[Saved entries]
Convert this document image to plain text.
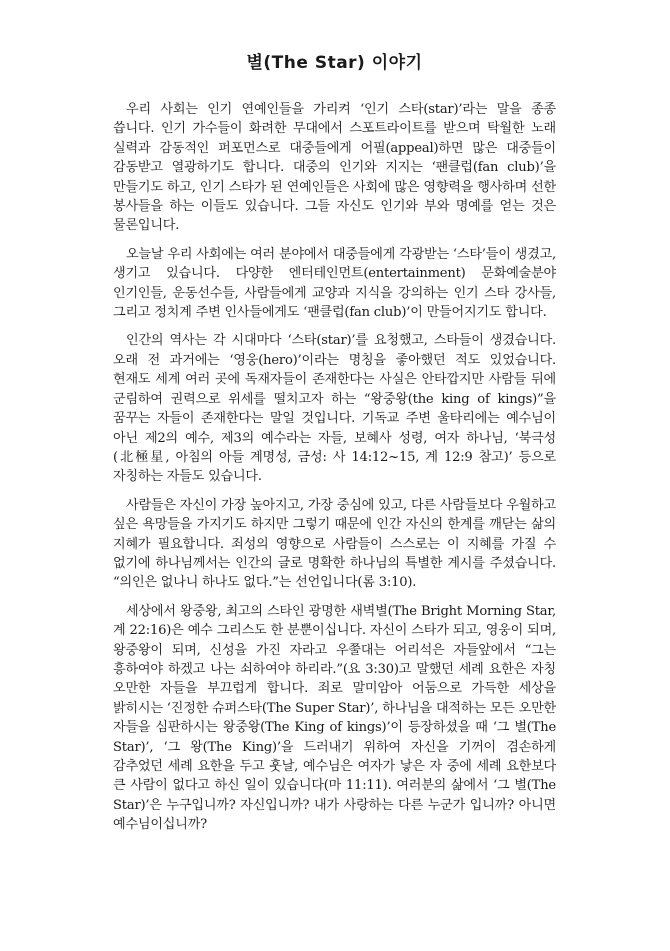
별(The Star) 이야기

우리 사회는 인기 연예인들을 가리켜 ‘인기 스타(star)’라는 말을 종종 씁니다. 인기 가수들이 화려한 무대에서 스포트라이트를 받으며 탁월한 노래 실력과 감동적인 퍼포먼스로 대중들에게 어필(appeal)하면 많은 대중들이 감동받고 열광하기도 합니다. 대중의 인기와 지지는 ‘팬클럽(fan club)’을 만들기도 하고, 인기 스타가 된 연예인들은 사회에 많은 영향력을 행사하며 선한 봉사들을 하는 이들도 있습니다. 그들 자신도 인기와 부와 명예를 얻는 것은 물론입니다.

오늘날 우리 사회에는 여러 분야에서 대중들에게 각광받는 ‘스타’들이 생겼고, 생기고 있습니다. 다양한 엔터테인먼트(entertainment) 문화예술분야 인기인들, 운동선수들, 사람들에게 교양과 지식을 강의하는 인기 스타 강사들, 그리고 정치계 주변 인사들에게도 ‘팬클럽(fan club)’이 만들어지기도 합니다.

인간의 역사는 각 시대마다 ‘스타(star)’를 요청했고, 스타들이 생겼습니다. 오래 전 과거에는 ‘영웅(hero)’이라는 명칭을 좋아했던 적도 있었습니다. 현재도 세계 여러 곳에 독재자들이 존재한다는 사실은 안타깝지만 사람들 뒤에 군림하여 권력으로 위세를 떨치고자 하는 “왕중왕(the king of kings)”을 꿈꾸는 자들이 존재한다는 말일 것입니다. 기독교 주변 울타리에는 예수님이 아닌 제2의 예수, 제3의 예수라는 자들, 보혜사 성령, 여자 하나님, ‘북극성(北極星, 아침의 아들 계명성, 금성: 사 14:12~15, 계 12:9 참고)’ 등으로 자칭하는 자들도 있습니다.

사람들은 자신이 가장 높아지고, 가장 중심에 있고, 다른 사람들보다 우월하고 싶은 욕망들을 가지기도 하지만 그렇기 때문에 인간 자신의 한계를 깨닫는 삶의 지혜가 필요합니다. 죄성의 영향으로 사람들이 스스로는 이 지혜를 가질 수 없기에 하나님께서는 인간의 글로 명확한 하나님의 특별한 계시를 주셨습니다. “의인은 없나니 하나도 없다.”는 선언입니다(롬 3:10).

세상에서 왕중왕, 최고의 스타인 광명한 새벽별(The Bright Morning Star, 계 22:16)은 예수 그리스도 한 분뿐이십니다. 자신이 스타가 되고, 영웅이 되며, 왕중왕이 되며, 신성을 가진 자라고 우쭐대는 어리석은 자들앞에서 “그는 흥하여야 하겠고 나는 쇠하여야 하리라.”(요 3:30)고 말했던 세례 요한은 자칭 오만한 자들을 부끄럽게 합니다. 죄로 말미암아 어둠으로 가득한 세상을 밝히시는 ‘진정한 슈퍼스타(The Super Star)’, 하나님을 대적하는 모든 오만한 자들을 심판하시는 왕중왕(The King of kings)’이 등장하셨을 때 ‘그 별(The Star)’, ‘그 왕(The King)’을 드러내기 위하여 자신을 기꺼이 겸손하게 감추었던 세례 요한을 두고 훗날, 예수님은 여자가 낳은 자 중에 세례 요한보다 큰 사람이 없다고 하신 일이 있습니다(마 11:11). 여러분의 삶에서 ‘그 별(The Star)’은 누구입니까? 자신입니까? 내가 사랑하는 다른 누군가 입니까? 아니면 예수님이십니까?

:: WHAT YOU SHOULD DO ::
Leave the images out and output the remaining material exactly as it stands.

:: ANSWER BELOW ::
Convert this document image to plain text.
별(The Star) 이야기

우리 사회는 인기 연예인들을 가리켜 ‘인기 스타(star)’라는 말을 종종 씁니다. 인기 가수들이 화려한 무대에서 스포트라이트를 받으며 탁월한 노래 실력과 감동적인 퍼포먼스로 대중들에게 어필(appeal)하면 많은 대중들이 감동받고 열광하기도 합니다. 대중의 인기와 지지는 ‘팬클럽(fan club)’을 만들기도 하고, 인기 스타가 된 연예인들은 사회에 많은 영향력을 행사하며 선한 봉사들을 하는 이들도 있습니다. 그들 자신도 인기와 부와 명예를 얻는 것은 물론입니다.

오늘날 우리 사회에는 여러 분야에서 대중들에게 각광받는 ‘스타’들이 생겼고, 생기고 있습니다. 다양한 엔터테인먼트(entertainment) 문화예술분야 인기인들, 운동선수들, 사람들에게 교양과 지식을 강의하는 인기 스타 강사들, 그리고 정치계 주변 인사들에게도 ‘팬클럽(fan club)’이 만들어지기도 합니다.

인간의 역사는 각 시대마다 ‘스타(star)’를 요청했고, 스타들이 생겼습니다. 오래 전 과거에는 ‘영웅(hero)’이라는 명칭을 좋아했던 적도 있었습니다. 현재도 세계 여러 곳에 독재자들이 존재한다는 사실은 안타깝지만 사람들 뒤에 군림하여 권력으로 위세를 떨치고자 하는 “왕중왕(the king of kings)”을 꿈꾸는 자들이 존재한다는 말일 것입니다. 기독교 주변 울타리에는 예수님이 아닌 제2의 예수, 제3의 예수라는 자들, 보혜사 성령, 여자 하나님, ‘북극성(北極星, 아침의 아들 계명성, 금성: 사 14:12~15, 계 12:9 참고)’ 등으로 자칭하는 자들도 있습니다.

사람들은 자신이 가장 높아지고, 가장 중심에 있고, 다른 사람들보다 우월하고 싶은 욕망들을 가지기도 하지만 그렇기 때문에 인간 자신의 한계를 깨닫는 삶의 지혜가 필요합니다. 죄성의 영향으로 사람들이 스스로는 이 지혜를 가질 수 없기에 하나님께서는 인간의 글로 명확한 하나님의 특별한 계시를 주셨습니다. “의인은 없나니 하나도 없다.”는 선언입니다(롬 3:10).

세상에서 왕중왕, 최고의 스타인 광명한 새벽별(The Bright Morning Star, 계 22:16)은 예수 그리스도 한 분뿐이십니다. 자신이 스타가 되고, 영웅이 되며, 왕중왕이 되며, 신성을 가진 자라고 우쭐대는 어리석은 자들앞에서 “그는 흥하여야 하겠고 나는 쇠하여야 하리라.”(요 3:30)고 말했던 세례 요한은 자칭 오만한 자들을 부끄럽게 합니다. 죄로 말미암아 어둠으로 가득한 세상을 밝히시는 ‘진정한 슈퍼스타(The Super Star)’, 하나님을 대적하는 모든 오만한 자들을 심판하시는 왕중왕(The King of kings)’이 등장하셨을 때 ‘그 별(The Star)’, ‘그 왕(The King)’을 드러내기 위하여 자신을 기꺼이 겸손하게 감추었던 세례 요한을 두고 훗날, 예수님은 여자가 낳은 자 중에 세례 요한보다 큰 사람이 없다고 하신 일이 있습니다(마 11:11). 여러분의 삶에서 ‘그 별(The Star)’은 누구입니까? 자신입니까? 내가 사랑하는 다른 누군가 입니까? 아니면 예수님이십니까?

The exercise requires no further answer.